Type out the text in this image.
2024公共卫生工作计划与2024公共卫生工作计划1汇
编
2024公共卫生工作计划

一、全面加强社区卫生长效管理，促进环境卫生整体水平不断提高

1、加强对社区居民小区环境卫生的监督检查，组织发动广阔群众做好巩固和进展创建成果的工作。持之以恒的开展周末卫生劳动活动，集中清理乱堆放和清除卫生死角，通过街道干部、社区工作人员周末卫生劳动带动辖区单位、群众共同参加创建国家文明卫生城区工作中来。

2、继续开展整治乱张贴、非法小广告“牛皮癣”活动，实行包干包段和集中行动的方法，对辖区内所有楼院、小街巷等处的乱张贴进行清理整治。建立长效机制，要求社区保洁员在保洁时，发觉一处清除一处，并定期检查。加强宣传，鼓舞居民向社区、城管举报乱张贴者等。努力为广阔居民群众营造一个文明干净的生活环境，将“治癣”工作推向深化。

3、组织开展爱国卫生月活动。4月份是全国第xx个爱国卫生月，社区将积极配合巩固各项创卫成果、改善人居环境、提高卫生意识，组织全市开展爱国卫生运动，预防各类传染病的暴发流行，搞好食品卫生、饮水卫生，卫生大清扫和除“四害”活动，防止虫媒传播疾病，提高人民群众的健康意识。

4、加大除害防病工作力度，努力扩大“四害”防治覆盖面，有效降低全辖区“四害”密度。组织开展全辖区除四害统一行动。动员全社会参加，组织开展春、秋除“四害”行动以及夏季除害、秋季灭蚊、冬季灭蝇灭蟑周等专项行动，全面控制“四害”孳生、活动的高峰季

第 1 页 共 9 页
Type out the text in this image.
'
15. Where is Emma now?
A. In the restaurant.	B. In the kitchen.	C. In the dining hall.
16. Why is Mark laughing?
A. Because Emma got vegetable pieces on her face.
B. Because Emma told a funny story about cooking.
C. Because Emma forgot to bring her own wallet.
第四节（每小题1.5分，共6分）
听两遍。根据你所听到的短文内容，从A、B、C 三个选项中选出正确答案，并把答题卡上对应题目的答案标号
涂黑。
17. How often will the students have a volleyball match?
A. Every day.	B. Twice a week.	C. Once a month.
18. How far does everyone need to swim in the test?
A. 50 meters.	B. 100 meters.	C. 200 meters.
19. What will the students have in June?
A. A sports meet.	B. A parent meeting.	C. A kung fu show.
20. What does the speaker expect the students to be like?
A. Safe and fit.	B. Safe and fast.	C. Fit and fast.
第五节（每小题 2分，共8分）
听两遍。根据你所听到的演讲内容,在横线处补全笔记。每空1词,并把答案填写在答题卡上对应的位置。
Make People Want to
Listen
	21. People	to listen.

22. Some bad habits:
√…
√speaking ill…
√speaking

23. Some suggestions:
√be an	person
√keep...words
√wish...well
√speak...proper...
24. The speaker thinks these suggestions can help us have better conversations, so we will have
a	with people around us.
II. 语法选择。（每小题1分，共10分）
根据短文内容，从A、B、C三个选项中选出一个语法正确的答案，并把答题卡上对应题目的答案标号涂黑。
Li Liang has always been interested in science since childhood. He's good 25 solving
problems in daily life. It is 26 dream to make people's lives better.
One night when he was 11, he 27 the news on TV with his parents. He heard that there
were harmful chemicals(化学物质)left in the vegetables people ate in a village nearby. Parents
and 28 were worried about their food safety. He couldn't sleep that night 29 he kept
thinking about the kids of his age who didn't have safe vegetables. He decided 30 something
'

··········

Written request:
Copy out each line of the listing that holds "does".

Answer to this exercise:
18. How far does everyone need to swim in the test?
20. What does the speaker expect the students to be like?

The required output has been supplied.